[Data items]
= = =

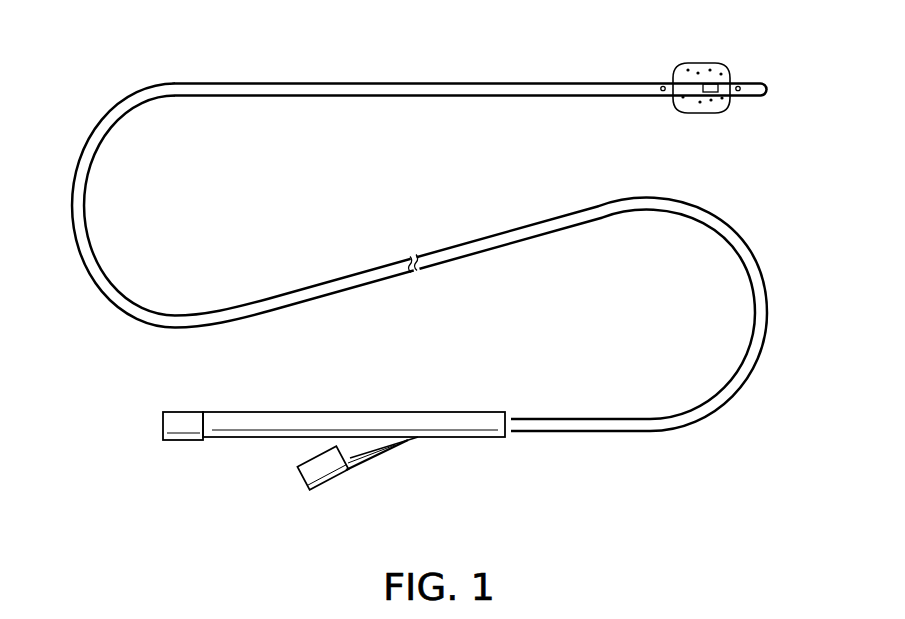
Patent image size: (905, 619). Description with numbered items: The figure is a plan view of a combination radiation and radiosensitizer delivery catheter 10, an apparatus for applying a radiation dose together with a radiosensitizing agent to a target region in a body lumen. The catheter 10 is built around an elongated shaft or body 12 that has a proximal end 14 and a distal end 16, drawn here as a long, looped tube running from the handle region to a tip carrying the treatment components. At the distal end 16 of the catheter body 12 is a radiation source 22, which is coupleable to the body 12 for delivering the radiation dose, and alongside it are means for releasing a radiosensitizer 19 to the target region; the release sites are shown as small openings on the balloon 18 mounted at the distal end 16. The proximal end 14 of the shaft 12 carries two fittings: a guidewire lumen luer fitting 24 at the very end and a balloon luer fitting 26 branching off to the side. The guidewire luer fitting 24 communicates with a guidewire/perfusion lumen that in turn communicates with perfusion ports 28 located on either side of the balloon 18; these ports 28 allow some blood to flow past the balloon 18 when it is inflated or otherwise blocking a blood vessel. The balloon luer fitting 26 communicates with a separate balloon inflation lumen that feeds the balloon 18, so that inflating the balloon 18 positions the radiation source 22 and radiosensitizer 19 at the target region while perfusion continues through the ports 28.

The combination radiation and radiosensitizer delivery catheter 10 is at (464, 272).
The shaft or body 12 is at (324, 284).
The proximal end 14 is at (444, 438).
The distal end 16 is at (568, 83).
The balloon 18 is at (689, 62).
The radiosensitizer 19 is at (691, 106).
The radiation source 22 is at (718, 85).
The guidewire lumen luer fitting 24 is at (190, 412).
The balloon luer fitting 26 is at (311, 490).
The perfusion ports 28 is at (665, 95).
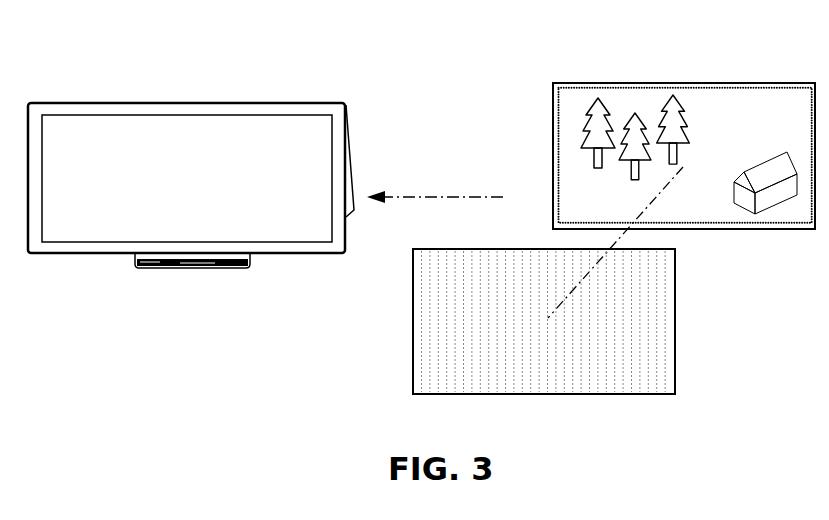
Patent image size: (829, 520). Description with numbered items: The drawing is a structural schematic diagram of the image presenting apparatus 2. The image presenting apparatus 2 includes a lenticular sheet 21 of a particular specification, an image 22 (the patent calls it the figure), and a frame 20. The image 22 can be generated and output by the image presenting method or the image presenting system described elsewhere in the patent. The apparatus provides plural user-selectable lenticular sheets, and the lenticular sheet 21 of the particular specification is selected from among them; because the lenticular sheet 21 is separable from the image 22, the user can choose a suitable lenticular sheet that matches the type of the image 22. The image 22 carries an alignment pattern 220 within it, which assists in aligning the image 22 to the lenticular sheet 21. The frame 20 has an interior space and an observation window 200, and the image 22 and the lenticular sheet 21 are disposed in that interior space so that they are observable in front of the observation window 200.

The image presenting apparatus 2 is at (448, 66).
The frame 20 is at (310, 110).
The observation window 200 is at (168, 132).
The lenticular sheet 21 is at (422, 337).
The figure 22 is at (553, 83).
The alignment pattern 220 is at (710, 90).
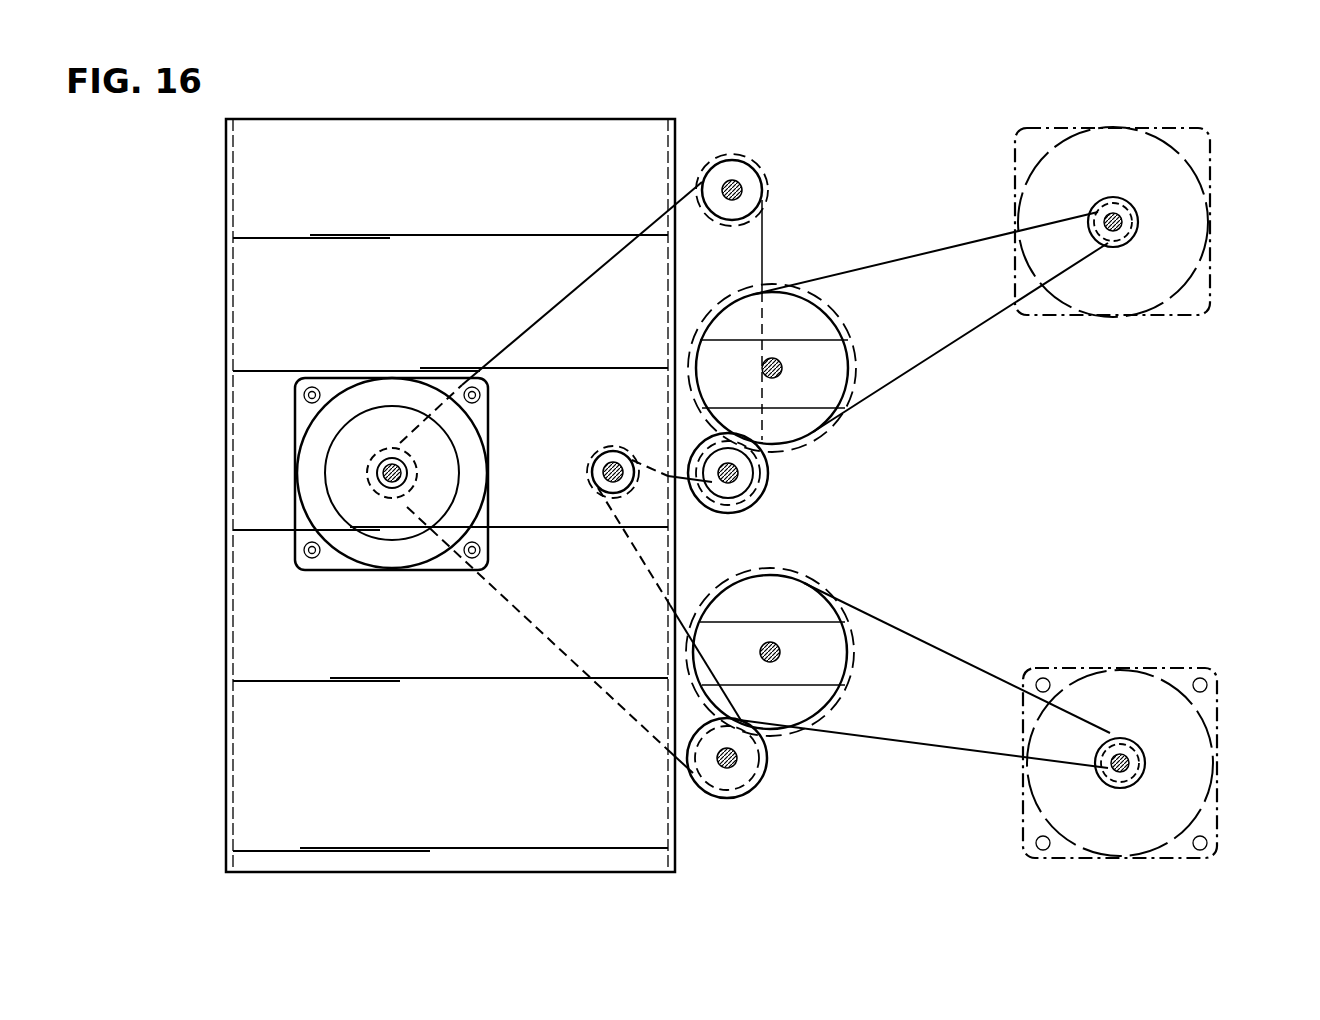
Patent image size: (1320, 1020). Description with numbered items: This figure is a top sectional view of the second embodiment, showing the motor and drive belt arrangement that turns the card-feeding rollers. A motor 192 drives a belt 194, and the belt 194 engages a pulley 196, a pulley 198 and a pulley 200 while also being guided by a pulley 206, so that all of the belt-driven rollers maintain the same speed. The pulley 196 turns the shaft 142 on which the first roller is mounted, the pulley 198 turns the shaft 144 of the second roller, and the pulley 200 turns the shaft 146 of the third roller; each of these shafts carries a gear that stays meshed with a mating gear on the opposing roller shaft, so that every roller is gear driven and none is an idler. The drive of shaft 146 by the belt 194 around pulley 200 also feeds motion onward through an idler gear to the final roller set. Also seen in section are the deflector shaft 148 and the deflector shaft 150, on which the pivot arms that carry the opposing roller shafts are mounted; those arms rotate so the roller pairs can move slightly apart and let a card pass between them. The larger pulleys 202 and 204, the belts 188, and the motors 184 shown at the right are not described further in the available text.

The shaft 142 is at (742, 190).
The shaft 144 is at (740, 475).
The shaft 146 is at (720, 758).
The deflector shaft 148 is at (780, 362).
The deflector shaft 150 is at (778, 648).
The motor 184 is at (1208, 150).
The belt 188 is at (925, 362).
The motor 192 is at (405, 378).
The belt 194 is at (568, 292).
The pulley 196 is at (752, 170).
The pulley 198 is at (745, 487).
The pulley 200 is at (750, 780).
The pulley 202 is at (768, 292).
The pulley 204 is at (780, 598).
The pulley 206 is at (592, 480).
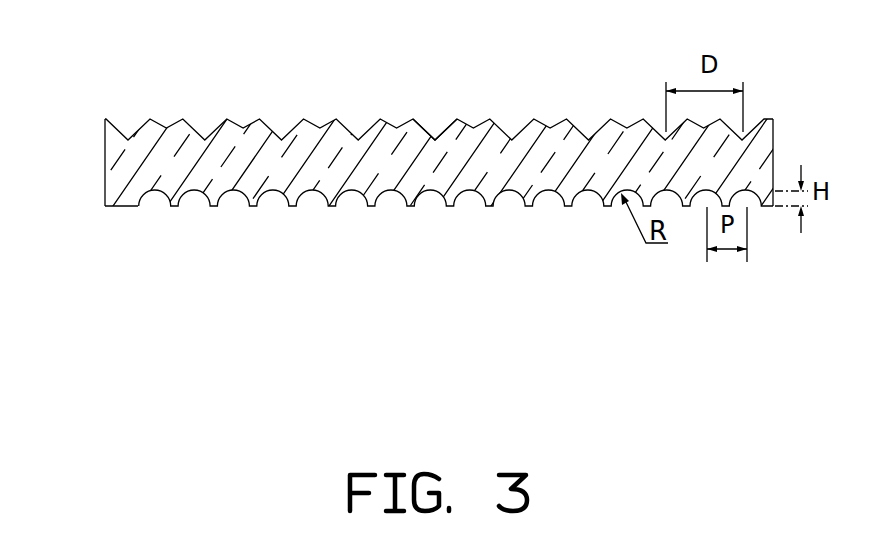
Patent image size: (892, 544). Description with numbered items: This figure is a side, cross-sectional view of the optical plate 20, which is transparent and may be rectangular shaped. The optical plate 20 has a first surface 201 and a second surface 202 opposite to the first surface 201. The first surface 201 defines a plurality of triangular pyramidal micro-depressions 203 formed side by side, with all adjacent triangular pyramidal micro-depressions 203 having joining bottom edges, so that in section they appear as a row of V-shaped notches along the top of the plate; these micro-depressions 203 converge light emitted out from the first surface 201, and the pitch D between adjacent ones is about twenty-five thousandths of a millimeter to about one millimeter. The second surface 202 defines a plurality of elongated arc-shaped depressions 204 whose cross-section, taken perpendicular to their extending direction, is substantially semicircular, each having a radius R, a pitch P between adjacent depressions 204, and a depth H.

The optical plate 20 is at (437, 139).
The first surface 201 is at (167, 119).
The second surface 202 is at (133, 206).
The triangular pyramidal micro-depression 203 is at (436, 119).
The elongated arc-shaped depression 204 is at (390, 193).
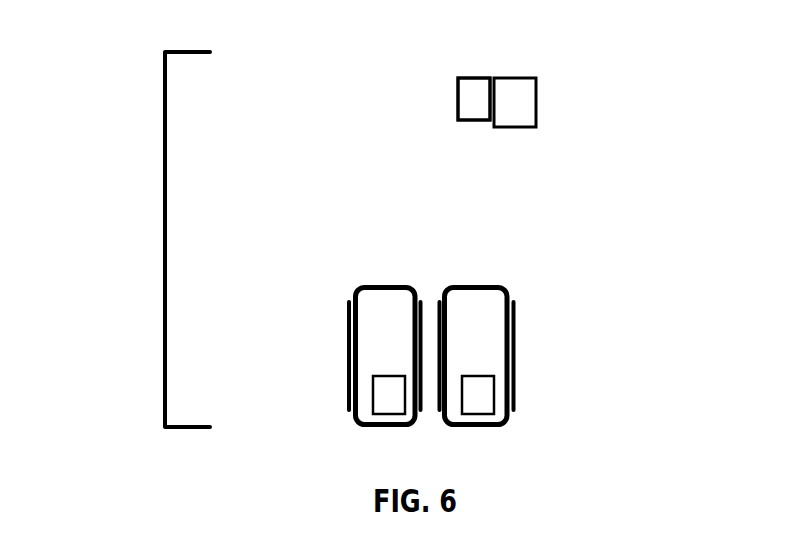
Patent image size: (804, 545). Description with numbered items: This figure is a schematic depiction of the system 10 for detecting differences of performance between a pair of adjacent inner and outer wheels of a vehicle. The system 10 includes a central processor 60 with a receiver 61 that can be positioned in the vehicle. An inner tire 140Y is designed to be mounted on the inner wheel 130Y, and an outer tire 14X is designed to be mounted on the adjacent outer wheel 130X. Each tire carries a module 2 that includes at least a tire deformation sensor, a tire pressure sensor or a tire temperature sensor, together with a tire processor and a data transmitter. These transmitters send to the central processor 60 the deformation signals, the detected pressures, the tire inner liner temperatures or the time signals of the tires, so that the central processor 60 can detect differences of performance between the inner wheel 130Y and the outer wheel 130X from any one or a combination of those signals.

The system 10 is at (150, 218).
The central processor 60 is at (553, 77).
The receiver 61 is at (438, 90).
The inner tire 140Y is at (385, 282).
The memory module X 14X is at (477, 282).
The inner wheel 130Y is at (345, 355).
The outer wheel 130X is at (518, 355).
The module 2 is at (395, 405).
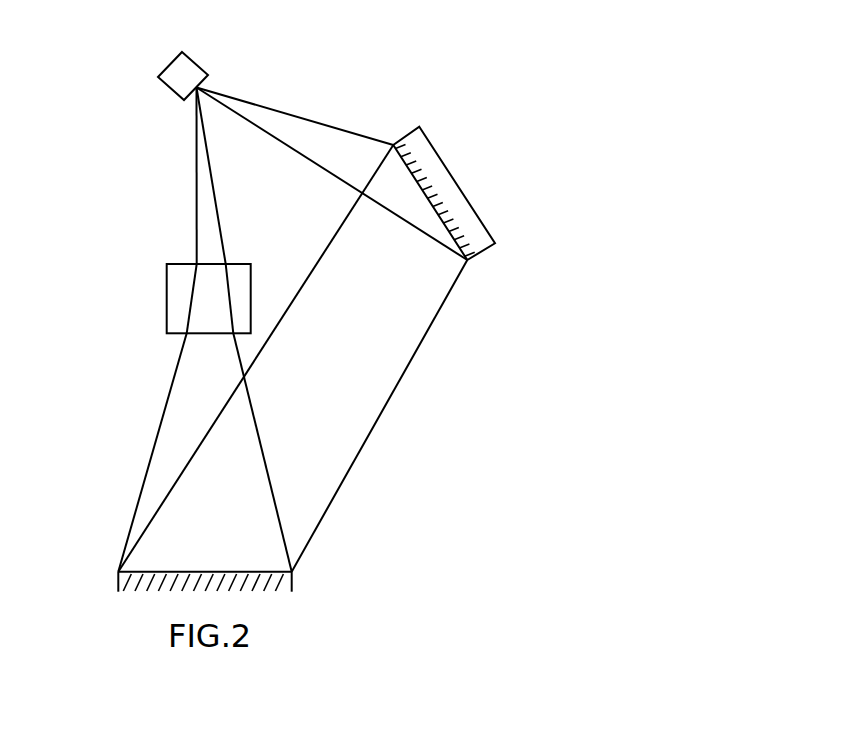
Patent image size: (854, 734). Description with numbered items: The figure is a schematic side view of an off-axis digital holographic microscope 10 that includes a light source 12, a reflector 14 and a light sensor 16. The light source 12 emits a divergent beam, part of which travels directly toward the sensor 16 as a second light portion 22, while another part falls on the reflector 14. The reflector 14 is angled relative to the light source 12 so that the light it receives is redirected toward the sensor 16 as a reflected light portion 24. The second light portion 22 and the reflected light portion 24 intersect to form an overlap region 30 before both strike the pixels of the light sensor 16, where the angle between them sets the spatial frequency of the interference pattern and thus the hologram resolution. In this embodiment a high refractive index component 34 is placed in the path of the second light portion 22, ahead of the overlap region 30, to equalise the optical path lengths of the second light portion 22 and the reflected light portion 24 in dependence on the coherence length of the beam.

The off-axis digital holographic microscope 10 is at (455, 78).
The light source 12 is at (190, 67).
The reflector 14 is at (438, 168).
The light sensor 16 is at (272, 577).
The second light portion 22 is at (208, 232).
The reflected light portion 24 is at (402, 335).
The overlap region 30 is at (178, 537).
The high refractive index component 34 is at (167, 298).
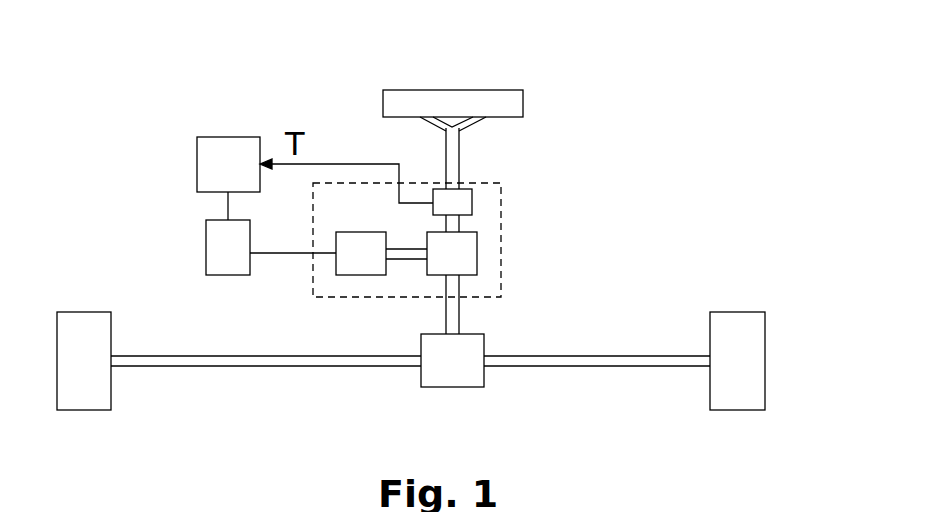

= = =

* _To be done_
Format all the lines above as a JSON list of strings, with one string for each line. Leave out blank lines and the pictures.

* _Result of the exercise_
[
  "Patent image size: (905, 619). Description with numbered items: The figure is a plan view of a combination radiation and radiosensitizer delivery catheter 10, an apparatus for applying a radiation dose together with a radiosensitizing agent to a target region in a body lumen. The catheter 10 is built around an elongated shaft or body 12 that has a proximal end 14 and a distal end 16, drawn here as a long, looped tube running from the handle region to a tip carrying the treatment components. At the distal end 16 of the catheter body 12 is a radiation source 22, which is coupleable to the body 12 for delivering the radiation dose, and alongside it are means for releasing a radiosensitizer 19 to the target region; the release sites are shown as small openings on the balloon 18 mounted at the distal end 16. The proximal end 14 of the shaft 12 carries two fittings: a guidewire lumen luer fitting 24 at the very end and a balloon luer fitting 26 branching off to the side. The guidewire luer fitting 24 communicates with a guidewire/perfusion lumen that in turn communicates with perfusion ports 28 located on either side of the balloon 18; these ports 28 allow some blood to flow past the balloon 18 when it is inflated or otherwise blocking a blood vessel. The balloon luer fitting 26 communicates with a separate balloon inflation lumen that feeds the balloon 18, so that inflating the balloon 18 positions the radiation source 22 and radiosensitizer 19 at the target region while perfusion continues through the ports 28.",
  "The combination radiation and radiosensitizer delivery catheter 10 is at (464, 272).",
  "The shaft or body 12 is at (324, 284).",
  "The proximal end 14 is at (444, 438).",
  "The distal end 16 is at (568, 83).",
  "The balloon 18 is at (689, 62).",
  "The radiosensitizer 19 is at (691, 106).",
  "The radiation source 22 is at (718, 85).",
  "The guidewire lumen luer fitting 24 is at (190, 412).",
  "The balloon luer fitting 26 is at (311, 490).",
  "The perfusion ports 28 is at (665, 95).",
  "Patent image size: (829, 520). Description with numbered items: The drawing is a structural schematic diagram of the image presenting apparatus 2. The image presenting apparatus 2 includes a lenticular sheet 21 of a particular specification, an image 22 (the patent calls it the figure), and a frame 20. The image 22 can be generated and output by the image presenting method or the image presenting system described elsewhere in the patent. The apparatus provides plural user-selectable lenticular sheets, and the lenticular sheet 21 of the particular specification is selected from among them; because the lenticular sheet 21 is separable from the image 22, the user can choose a suitable lenticular sheet that matches the type of the image 22. The image 22 carries an alignment pattern 220 within it, which assists in aligning the image 22 to the lenticular sheet 21. The frame 20 has an interior space and an observation window 200, and the image 22 and the lenticular sheet 21 are disposed in that interior space so that they are observable in front of the observation window 200.",
  "The image presenting apparatus 2 is at (448, 66).",
  "The frame 20 is at (310, 110).",
  "The observation window 200 is at (168, 132).",
  "The lenticular sheet 21 is at (422, 337).",
  "The figure 22 is at (553, 83).",
  "The alignment pattern 220 is at (710, 90).",
  "Patent image size: (1320, 1020). Description with numbered items: This figure is a top sectional view of the second embodiment, showing the motor and drive belt arrangement that turns the card-feeding rollers. A motor 192 drives a belt 194, and the belt 194 engages a pulley 196, a pulley 198 and a pulley 200 while also being guided by a pulley 206, so that all of the belt-driven rollers maintain the same speed. The pulley 196 turns the shaft 142 on which the first roller is mounted, the pulley 198 turns the shaft 144 of the second roller, and the pulley 200 turns the shaft 146 of the third roller; each of these shafts carries a gear that stays meshed with a mating gear on the opposing roller shaft, so that every roller is gear driven and none is an idler. The drive of shaft 146 by the belt 194 around pulley 200 also feeds motion onward through an idler gear to the final roller set. Also seen in section are the deflector shaft 148 and the deflector shaft 150, on which the pivot arms that carry the opposing roller shafts are mounted; those arms rotate so the roller pairs can move slightly apart and let a card pass between them. The larger pulleys 202 and 204, the belts 188, and the motors 184 shown at the right are not described further in the available text.",
  "The shaft 142 is at (742, 190).",
  "The shaft 144 is at (740, 475).",
  "The shaft 146 is at (720, 758).",
  "The deflector shaft 148 is at (780, 362).",
  "The deflector shaft 150 is at (778, 648).",
  "The motor 184 is at (1208, 150).",
  "The belt 188 is at (925, 362).",
  "The motor 192 is at (405, 378).",
  "The belt 194 is at (568, 292).",
  "The pulley 196 is at (752, 170).",
  "The pulley 198 is at (745, 487).",
  "The pulley 200 is at (750, 780).",
  "The pulley 202 is at (768, 292).",
  "The pulley 204 is at (780, 598).",
  "The pulley 206 is at (592, 480).",
  "Patent image size: (892, 544). Description with numbered items: This figure is a side, cross-sectional view of the optical plate 20, which is transparent and may be rectangular shaped. The optical plate 20 has a first surface 201 and a second surface 202 opposite to the first surface 201. The first surface 201 defines a plurality of triangular pyramidal micro-depressions 203 formed side by side, with all adjacent triangular pyramidal micro-depressions 203 having joining bottom edges, so that in section they appear as a row of V-shaped notches along the top of the plate; these micro-depressions 203 converge light emitted out from the first surface 201, and the pitch D between adjacent ones is about twenty-five thousandths of a millimeter to about one millimeter. The second surface 202 defines a plurality of elongated arc-shaped depressions 204 whose cross-section, taken perpendicular to their extending direction, is substantially semicircular, each having a radius R, a pitch P between adjacent depressions 204, and a depth H.",
  "The optical plate 20 is at (437, 139).",
  "The first surface 201 is at (167, 119).",
  "The second surface 202 is at (133, 206).",
  "The triangular pyramidal micro-depression 203 is at (436, 119).",
  "The elongated arc-shaped depression 204 is at (390, 193).",
  "Patent image size: (804, 545). Description with numbered items: This figure is a schematic depiction of the system 10 for detecting differences of performance between a pair of adjacent inner and outer wheels of a vehicle. The system 10 includes a central processor 60 with a receiver 61 that can be positioned in the vehicle. An inner tire 140Y is designed to be mounted on the inner wheel 130Y, and an outer tire 14X is designed to be mounted on the adjacent outer wheel 130X. Each tire carries a module 2 that includes at least a tire deformation sensor, a tire pressure sensor or a tire temperature sensor, together with a tire processor and a data transmitter. These transmitters send to the central processor 60 the deformation signals, the detected pressures, the tire inner liner temperatures or the time signals of the tires, so that the central processor 60 can detect differences of performance between the inner wheel 130Y and the outer wheel 130X from any one or a combination of those signals.",
  "The system 10 is at (150, 218).",
  "The central processor 60 is at (553, 77).",
  "The receiver 61 is at (438, 90).",
  "The inner tire 140Y is at (385, 282).",
  "The memory module X 14X is at (477, 282).",
  "The inner wheel 130Y is at (345, 355).",
  "The outer wheel 130X is at (518, 355).",
  "The module 2 is at (395, 405).",
  "Patent image size: (854, 734). Description with numbered items: The figure is a schematic side view of an off-axis digital holographic microscope 10 that includes a light source 12, a reflector 14 and a light sensor 16. The light source 12 emits a divergent beam, part of which travels directly toward the sensor 16 as a second light portion 22, while another part falls on the reflector 14. The reflector 14 is angled relative to the light source 12 so that the light it receives is redirected toward the sensor 16 as a reflected light portion 24. The second light portion 22 and the reflected light portion 24 intersect to form an overlap region 30 before both strike the pixels of the light sensor 16, where the angle between them sets the spatial frequency of the interference pattern and thus the hologram resolution. In this embodiment a high refractive index component 34 is placed in the path of the second light portion 22, ahead of the overlap region 30, to equalise the optical path lengths of the second light portion 22 and the reflected light portion 24 in dependence on the coherence length of the beam.",
  "The off-axis digital holographic microscope 10 is at (455, 78).",
  "The light source 12 is at (190, 67).",
  "The reflector 14 is at (438, 168).",
  "The light sensor 16 is at (272, 577).",
  "The second light portion 22 is at (208, 232).",
  "The reflected light portion 24 is at (402, 335).",
  "The overlap region 30 is at (178, 537).",
  "The high refractive index component 34 is at (167, 298)."
]